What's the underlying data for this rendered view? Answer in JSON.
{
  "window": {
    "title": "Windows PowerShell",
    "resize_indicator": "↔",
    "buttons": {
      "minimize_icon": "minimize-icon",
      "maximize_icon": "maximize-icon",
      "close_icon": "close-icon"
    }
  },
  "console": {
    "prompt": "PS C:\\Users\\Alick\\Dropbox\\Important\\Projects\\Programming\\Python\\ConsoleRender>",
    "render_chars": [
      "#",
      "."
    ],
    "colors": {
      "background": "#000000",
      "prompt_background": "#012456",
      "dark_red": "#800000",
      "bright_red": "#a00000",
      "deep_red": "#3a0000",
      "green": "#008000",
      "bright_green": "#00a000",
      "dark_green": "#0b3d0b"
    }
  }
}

┄┄┄┄┄┄┄┄┄┄

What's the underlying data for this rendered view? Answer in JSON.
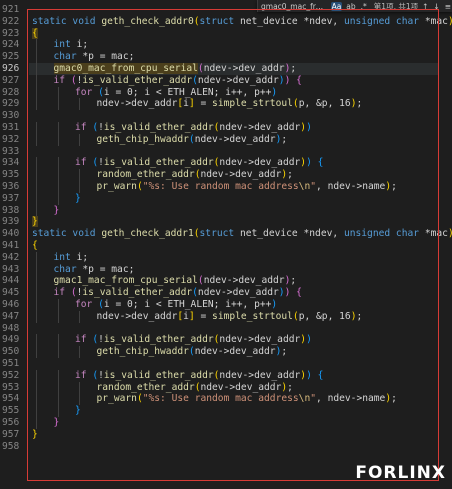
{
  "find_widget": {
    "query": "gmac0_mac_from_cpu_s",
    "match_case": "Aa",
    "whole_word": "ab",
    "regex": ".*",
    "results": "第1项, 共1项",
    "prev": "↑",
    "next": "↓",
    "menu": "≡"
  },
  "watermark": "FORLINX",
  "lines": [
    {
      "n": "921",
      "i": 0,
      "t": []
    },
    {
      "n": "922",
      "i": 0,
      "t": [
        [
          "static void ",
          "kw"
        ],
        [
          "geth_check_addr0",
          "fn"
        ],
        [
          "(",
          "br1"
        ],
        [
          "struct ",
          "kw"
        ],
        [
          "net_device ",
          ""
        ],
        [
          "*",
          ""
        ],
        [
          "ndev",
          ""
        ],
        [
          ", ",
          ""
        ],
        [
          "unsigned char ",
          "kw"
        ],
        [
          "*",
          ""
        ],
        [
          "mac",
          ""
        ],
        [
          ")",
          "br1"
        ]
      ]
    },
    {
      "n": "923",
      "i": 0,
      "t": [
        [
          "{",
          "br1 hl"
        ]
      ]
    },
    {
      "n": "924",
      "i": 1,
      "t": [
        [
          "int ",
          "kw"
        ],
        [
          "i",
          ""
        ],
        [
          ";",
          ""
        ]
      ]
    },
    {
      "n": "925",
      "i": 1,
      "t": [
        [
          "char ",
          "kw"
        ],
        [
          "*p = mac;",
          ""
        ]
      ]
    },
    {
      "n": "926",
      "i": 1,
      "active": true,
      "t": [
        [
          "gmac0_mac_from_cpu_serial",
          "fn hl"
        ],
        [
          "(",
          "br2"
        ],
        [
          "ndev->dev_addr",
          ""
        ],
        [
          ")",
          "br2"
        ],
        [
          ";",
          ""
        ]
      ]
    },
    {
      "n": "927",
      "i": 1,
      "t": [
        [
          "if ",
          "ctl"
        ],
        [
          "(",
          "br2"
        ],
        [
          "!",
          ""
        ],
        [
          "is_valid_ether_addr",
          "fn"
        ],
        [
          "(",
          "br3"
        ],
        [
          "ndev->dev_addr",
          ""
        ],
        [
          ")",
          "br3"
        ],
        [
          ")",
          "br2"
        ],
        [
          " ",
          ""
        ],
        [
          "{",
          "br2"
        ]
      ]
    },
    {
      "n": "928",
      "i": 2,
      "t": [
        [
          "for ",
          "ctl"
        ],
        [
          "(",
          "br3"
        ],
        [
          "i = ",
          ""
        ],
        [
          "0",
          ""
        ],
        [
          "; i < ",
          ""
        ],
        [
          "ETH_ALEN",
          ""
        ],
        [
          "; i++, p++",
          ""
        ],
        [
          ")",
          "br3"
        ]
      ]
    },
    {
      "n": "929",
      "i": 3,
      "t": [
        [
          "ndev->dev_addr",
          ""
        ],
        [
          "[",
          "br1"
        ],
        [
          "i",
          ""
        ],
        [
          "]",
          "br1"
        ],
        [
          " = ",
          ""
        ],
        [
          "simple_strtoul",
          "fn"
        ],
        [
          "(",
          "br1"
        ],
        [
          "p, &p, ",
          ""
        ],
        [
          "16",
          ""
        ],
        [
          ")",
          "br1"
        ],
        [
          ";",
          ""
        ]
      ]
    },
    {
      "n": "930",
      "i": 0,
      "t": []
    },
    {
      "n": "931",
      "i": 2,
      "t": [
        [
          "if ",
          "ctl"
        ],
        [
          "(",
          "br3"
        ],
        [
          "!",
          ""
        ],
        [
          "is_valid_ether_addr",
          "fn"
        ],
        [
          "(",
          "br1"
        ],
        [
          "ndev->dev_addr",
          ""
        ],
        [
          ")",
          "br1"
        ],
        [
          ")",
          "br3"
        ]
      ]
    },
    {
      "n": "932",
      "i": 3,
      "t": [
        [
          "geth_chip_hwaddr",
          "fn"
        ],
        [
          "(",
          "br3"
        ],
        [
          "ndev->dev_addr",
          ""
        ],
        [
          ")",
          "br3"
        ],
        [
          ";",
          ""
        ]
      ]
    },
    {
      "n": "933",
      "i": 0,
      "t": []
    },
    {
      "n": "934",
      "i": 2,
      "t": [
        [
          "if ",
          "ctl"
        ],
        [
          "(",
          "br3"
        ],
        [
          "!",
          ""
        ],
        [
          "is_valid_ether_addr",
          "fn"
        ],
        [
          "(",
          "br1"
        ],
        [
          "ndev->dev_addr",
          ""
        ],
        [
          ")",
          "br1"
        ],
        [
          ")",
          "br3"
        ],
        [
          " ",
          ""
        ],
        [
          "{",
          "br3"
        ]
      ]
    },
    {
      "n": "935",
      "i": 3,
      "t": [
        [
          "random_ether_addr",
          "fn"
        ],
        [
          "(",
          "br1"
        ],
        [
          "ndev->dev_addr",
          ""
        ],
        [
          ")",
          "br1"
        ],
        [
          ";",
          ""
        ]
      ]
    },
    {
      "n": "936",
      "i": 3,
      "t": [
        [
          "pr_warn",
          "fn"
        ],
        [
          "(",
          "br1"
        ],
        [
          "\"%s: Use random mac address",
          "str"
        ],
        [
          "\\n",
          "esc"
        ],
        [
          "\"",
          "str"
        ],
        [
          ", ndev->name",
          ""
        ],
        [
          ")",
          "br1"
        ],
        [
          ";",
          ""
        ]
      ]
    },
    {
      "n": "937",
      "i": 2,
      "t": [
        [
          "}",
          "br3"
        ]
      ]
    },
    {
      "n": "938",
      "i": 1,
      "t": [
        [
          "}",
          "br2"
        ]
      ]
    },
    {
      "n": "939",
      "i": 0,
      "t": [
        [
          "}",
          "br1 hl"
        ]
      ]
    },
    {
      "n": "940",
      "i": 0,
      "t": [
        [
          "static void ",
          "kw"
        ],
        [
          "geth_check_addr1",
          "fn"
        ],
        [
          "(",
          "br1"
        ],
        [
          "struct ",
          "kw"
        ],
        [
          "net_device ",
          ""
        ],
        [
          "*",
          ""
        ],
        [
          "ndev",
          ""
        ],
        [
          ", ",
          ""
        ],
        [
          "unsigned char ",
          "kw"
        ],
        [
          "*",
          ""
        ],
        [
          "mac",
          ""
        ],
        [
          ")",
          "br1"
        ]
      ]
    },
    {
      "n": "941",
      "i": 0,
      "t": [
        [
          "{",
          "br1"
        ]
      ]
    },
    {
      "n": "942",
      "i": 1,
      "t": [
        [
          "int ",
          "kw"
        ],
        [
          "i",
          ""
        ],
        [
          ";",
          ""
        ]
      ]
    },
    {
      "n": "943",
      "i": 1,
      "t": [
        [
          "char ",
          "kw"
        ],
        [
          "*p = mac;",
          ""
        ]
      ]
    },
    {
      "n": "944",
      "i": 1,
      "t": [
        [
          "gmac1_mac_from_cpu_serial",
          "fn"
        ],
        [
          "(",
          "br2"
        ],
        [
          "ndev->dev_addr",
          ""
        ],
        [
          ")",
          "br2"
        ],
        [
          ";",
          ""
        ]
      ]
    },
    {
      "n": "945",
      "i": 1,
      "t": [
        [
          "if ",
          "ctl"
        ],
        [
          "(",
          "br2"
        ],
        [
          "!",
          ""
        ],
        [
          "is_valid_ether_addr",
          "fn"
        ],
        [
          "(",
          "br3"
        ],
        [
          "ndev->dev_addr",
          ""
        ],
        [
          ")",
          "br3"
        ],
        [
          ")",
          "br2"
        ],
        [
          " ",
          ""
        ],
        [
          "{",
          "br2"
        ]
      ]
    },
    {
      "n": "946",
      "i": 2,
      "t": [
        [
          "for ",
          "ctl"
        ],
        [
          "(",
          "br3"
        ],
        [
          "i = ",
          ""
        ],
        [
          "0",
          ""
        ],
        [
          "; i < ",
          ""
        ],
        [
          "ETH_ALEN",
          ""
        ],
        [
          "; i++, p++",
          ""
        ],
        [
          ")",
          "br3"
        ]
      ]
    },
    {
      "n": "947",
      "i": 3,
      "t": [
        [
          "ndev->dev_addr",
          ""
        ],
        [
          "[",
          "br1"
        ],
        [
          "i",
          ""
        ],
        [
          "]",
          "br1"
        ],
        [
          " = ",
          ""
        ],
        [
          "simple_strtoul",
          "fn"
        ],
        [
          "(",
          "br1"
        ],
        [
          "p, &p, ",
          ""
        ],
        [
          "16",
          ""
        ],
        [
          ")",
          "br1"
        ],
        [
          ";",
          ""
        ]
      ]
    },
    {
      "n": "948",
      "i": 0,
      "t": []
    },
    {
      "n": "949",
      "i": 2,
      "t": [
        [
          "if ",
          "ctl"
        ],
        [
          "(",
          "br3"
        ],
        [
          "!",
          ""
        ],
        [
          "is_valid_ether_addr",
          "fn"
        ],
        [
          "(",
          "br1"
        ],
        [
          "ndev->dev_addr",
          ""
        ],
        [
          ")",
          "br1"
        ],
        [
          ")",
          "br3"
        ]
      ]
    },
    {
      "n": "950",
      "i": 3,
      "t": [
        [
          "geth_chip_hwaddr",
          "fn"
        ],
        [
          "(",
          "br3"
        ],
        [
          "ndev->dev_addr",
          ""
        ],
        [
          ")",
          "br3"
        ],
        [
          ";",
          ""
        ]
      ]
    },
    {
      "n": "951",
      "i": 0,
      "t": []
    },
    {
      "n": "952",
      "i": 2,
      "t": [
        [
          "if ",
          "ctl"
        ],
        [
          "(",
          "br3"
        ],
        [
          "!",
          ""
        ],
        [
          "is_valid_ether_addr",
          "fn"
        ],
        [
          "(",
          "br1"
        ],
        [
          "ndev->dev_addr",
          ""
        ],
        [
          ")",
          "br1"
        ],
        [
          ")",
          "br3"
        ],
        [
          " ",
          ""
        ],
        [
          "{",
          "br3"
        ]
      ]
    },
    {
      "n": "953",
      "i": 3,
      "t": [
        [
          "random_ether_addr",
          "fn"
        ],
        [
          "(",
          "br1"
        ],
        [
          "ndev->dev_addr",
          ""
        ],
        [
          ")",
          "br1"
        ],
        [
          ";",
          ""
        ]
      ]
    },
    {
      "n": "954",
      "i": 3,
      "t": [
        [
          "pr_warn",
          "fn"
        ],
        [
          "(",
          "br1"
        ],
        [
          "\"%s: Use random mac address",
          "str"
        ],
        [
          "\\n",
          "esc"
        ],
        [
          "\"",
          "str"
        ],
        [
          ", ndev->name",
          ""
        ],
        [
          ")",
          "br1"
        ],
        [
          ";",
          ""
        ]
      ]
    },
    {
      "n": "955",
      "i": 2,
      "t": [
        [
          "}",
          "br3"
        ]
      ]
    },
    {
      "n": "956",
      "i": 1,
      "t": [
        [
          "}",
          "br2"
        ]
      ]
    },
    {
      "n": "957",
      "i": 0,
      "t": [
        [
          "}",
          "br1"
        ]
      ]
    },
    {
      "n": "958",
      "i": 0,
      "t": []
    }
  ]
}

┄┄┄┄┄┄┄┄┄┄

- EXERCISE DETAILS
Filter the data for the string "icon" and copy every line that has it.

- COMPLETED EXERCISE
      "minimize_icon": "minimize-icon",
      "maximize_icon": "maximize-icon",
      "close_icon": "close-icon"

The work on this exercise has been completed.